:: TASK INSTRUCTIONS ::
The listing must be reproduced in full, exactly as it stands.

Records from a collection of figures

☆ ☆ ☆ ☆ ☆ ☆ ☆

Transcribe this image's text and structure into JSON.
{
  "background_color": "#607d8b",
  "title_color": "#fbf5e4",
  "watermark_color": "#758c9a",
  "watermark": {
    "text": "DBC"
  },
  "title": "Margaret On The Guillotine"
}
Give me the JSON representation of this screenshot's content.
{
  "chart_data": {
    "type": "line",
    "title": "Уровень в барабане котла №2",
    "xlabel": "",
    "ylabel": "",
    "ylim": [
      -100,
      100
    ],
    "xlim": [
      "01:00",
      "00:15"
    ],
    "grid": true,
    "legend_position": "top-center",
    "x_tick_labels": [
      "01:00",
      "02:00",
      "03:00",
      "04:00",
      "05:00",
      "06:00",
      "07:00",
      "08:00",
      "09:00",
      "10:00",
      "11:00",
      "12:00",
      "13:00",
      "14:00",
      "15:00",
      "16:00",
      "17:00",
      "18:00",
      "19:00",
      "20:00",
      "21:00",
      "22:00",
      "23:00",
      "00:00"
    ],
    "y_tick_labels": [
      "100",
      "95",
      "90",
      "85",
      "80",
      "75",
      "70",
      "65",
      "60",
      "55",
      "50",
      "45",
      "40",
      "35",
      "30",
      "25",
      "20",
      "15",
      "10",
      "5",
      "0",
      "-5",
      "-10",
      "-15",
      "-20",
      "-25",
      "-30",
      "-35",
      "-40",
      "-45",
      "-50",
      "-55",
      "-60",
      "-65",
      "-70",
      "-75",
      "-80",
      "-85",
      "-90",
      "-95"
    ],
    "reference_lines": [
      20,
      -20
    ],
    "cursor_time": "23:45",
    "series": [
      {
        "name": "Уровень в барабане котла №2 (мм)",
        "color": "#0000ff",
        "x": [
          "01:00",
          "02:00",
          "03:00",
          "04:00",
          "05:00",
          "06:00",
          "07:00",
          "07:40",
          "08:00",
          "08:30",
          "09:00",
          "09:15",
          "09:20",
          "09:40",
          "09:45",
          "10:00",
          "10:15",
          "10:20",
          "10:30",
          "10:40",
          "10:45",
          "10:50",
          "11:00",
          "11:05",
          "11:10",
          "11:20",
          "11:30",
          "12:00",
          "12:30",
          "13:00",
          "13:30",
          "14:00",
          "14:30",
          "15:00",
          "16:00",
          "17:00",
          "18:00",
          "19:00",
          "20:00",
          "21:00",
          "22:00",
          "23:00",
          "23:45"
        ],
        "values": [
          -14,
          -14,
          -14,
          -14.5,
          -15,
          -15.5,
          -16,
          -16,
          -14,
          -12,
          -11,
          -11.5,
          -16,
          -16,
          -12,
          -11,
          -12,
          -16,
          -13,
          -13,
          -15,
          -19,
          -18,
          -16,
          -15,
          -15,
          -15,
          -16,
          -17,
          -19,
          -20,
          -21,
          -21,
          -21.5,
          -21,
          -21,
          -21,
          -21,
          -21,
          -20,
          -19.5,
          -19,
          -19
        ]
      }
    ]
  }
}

☆ ☆ ☆ ☆ ☆ ☆ ☆

:: EXPECTED OUTPUT ::
Transcribe this image's text and structure into JSON.
{
  "background_color": "#607d8b",
  "title_color": "#fbf5e4",
  "watermark_color": "#758c9a",
  "watermark": {
    "text": "DBC"
  },
  "title": "Margaret On The Guillotine"
}
Give me the JSON representation of this screenshot's content.
{
  "chart_data": {
    "type": "line",
    "title": "Уровень в барабане котла №2",
    "xlabel": "",
    "ylabel": "",
    "ylim": [
      -100,
      100
    ],
    "xlim": [
      "01:00",
      "00:15"
    ],
    "grid": true,
    "legend_position": "top-center",
    "x_tick_labels": [
      "01:00",
      "02:00",
      "03:00",
      "04:00",
      "05:00",
      "06:00",
      "07:00",
      "08:00",
      "09:00",
      "10:00",
      "11:00",
      "12:00",
      "13:00",
      "14:00",
      "15:00",
      "16:00",
      "17:00",
      "18:00",
      "19:00",
      "20:00",
      "21:00",
      "22:00",
      "23:00",
      "00:00"
    ],
    "y_tick_labels": [
      "100",
      "95",
      "90",
      "85",
      "80",
      "75",
      "70",
      "65",
      "60",
      "55",
      "50",
      "45",
      "40",
      "35",
      "30",
      "25",
      "20",
      "15",
      "10",
      "5",
      "0",
      "-5",
      "-10",
      "-15",
      "-20",
      "-25",
      "-30",
      "-35",
      "-40",
      "-45",
      "-50",
      "-55",
      "-60",
      "-65",
      "-70",
      "-75",
      "-80",
      "-85",
      "-90",
      "-95"
    ],
    "reference_lines": [
      20,
      -20
    ],
    "cursor_time": "23:45",
    "series": [
      {
        "name": "Уровень в барабане котла №2 (мм)",
        "color": "#0000ff",
        "x": [
          "01:00",
          "02:00",
          "03:00",
          "04:00",
          "05:00",
          "06:00",
          "07:00",
          "07:40",
          "08:00",
          "08:30",
          "09:00",
          "09:15",
          "09:20",
          "09:40",
          "09:45",
          "10:00",
          "10:15",
          "10:20",
          "10:30",
          "10:40",
          "10:45",
          "10:50",
          "11:00",
          "11:05",
          "11:10",
          "11:20",
          "11:30",
          "12:00",
          "12:30",
          "13:00",
          "13:30",
          "14:00",
          "14:30",
          "15:00",
          "16:00",
          "17:00",
          "18:00",
          "19:00",
          "20:00",
          "21:00",
          "22:00",
          "23:00",
          "23:45"
        ],
        "values": [
          -14,
          -14,
          -14,
          -14.5,
          -15,
          -15.5,
          -16,
          -16,
          -14,
          -12,
          -11,
          -11.5,
          -16,
          -16,
          -12,
          -11,
          -12,
          -16,
          -13,
          -13,
          -15,
          -19,
          -18,
          -16,
          -15,
          -15,
          -15,
          -16,
          -17,
          -19,
          -20,
          -21,
          -21,
          -21.5,
          -21,
          -21,
          -21,
          -21,
          -21,
          -20,
          -19.5,
          -19,
          -19
        ]
      }
    ]
  }
}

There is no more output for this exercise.